═══ Provided information ═══
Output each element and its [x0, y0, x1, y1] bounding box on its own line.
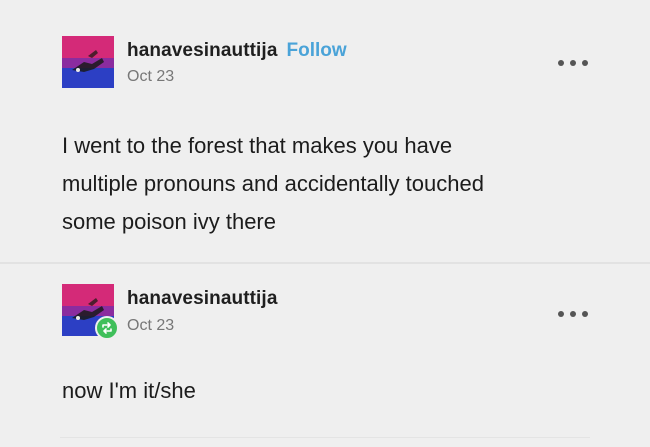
dot: [570, 311, 576, 317]
post-reblog: hanavesinauttija Oct 23 now I'm it/she: [0, 266, 650, 447]
more-options-icon[interactable]: [556, 56, 590, 70]
post-body: I went to the forest that makes you have…: [62, 127, 602, 241]
post-header: hanavesinauttija Follow Oct 23: [127, 40, 347, 86]
dashboard-frame: hanavesinauttija Follow Oct 23 I went to…: [0, 0, 650, 447]
more-options-icon[interactable]: [556, 307, 590, 321]
username[interactable]: hanavesinauttija: [127, 40, 277, 62]
post-date[interactable]: Oct 23: [127, 68, 347, 86]
dot: [558, 311, 564, 317]
post-original: hanavesinauttija Follow Oct 23 I went to…: [0, 0, 650, 265]
dot: [570, 60, 576, 66]
post-body-line: multiple pronouns and accidentally touch…: [62, 171, 484, 196]
avatar[interactable]: [62, 284, 119, 340]
post-body-line: some poison ivy there: [62, 209, 276, 234]
dot: [582, 311, 588, 317]
post-body: now I'm it/she: [62, 372, 602, 410]
post-body-line: now I'm it/she: [62, 378, 196, 403]
avatar[interactable]: [62, 36, 114, 88]
avatar-image: [62, 36, 114, 88]
post-divider: [0, 262, 650, 264]
post-body-line: I went to the forest that makes you have: [62, 133, 453, 158]
post-date[interactable]: Oct 23: [127, 317, 277, 335]
username[interactable]: hanavesinauttija: [127, 288, 277, 310]
post-header: hanavesinauttija Oct 23: [127, 288, 277, 335]
post-divider: [60, 437, 590, 438]
dot: [558, 60, 564, 66]
follow-button[interactable]: Follow: [286, 40, 346, 62]
reblog-icon: [95, 316, 119, 340]
dot: [582, 60, 588, 66]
═══
> _Short exercise_: Copy every line of the material above exactly as it appears, omitting the picture.

> _Solution for this exercise_:
Output each element and its [x0, y0, x1, y1] bounding box on its own line.
dot: [570, 311, 576, 317]
post-reblog: hanavesinauttija Oct 23 now I'm it/she: [0, 266, 650, 447]
more-options-icon[interactable]: [556, 56, 590, 70]
post-body: I went to the forest that makes you have…: [62, 127, 602, 241]
post-header: hanavesinauttija Follow Oct 23: [127, 40, 347, 86]
dashboard-frame: hanavesinauttija Follow Oct 23 I went to…: [0, 0, 650, 447]
more-options-icon[interactable]: [556, 307, 590, 321]
username[interactable]: hanavesinauttija: [127, 40, 277, 62]
post-date[interactable]: Oct 23: [127, 68, 347, 86]
dot: [558, 311, 564, 317]
post-original: hanavesinauttija Follow Oct 23 I went to…: [0, 0, 650, 265]
dot: [570, 60, 576, 66]
post-body-line: multiple pronouns and accidentally touch…: [62, 171, 484, 196]
avatar[interactable]: [62, 284, 119, 340]
post-body-line: some poison ivy there: [62, 209, 276, 234]
dot: [582, 311, 588, 317]
post-body: now I'm it/she: [62, 372, 602, 410]
post-body-line: now I'm it/she: [62, 378, 196, 403]
avatar[interactable]: [62, 36, 114, 88]
avatar-image: [62, 36, 114, 88]
post-divider: [0, 262, 650, 264]
post-body-line: I went to the forest that makes you have: [62, 133, 453, 158]
post-date[interactable]: Oct 23: [127, 317, 277, 335]
username[interactable]: hanavesinauttija: [127, 288, 277, 310]
post-header: hanavesinauttija Oct 23: [127, 288, 277, 335]
post-divider: [60, 437, 590, 438]
dot: [558, 60, 564, 66]
follow-button[interactable]: Follow: [286, 40, 346, 62]
reblog-icon: [95, 316, 119, 340]
dot: [582, 60, 588, 66]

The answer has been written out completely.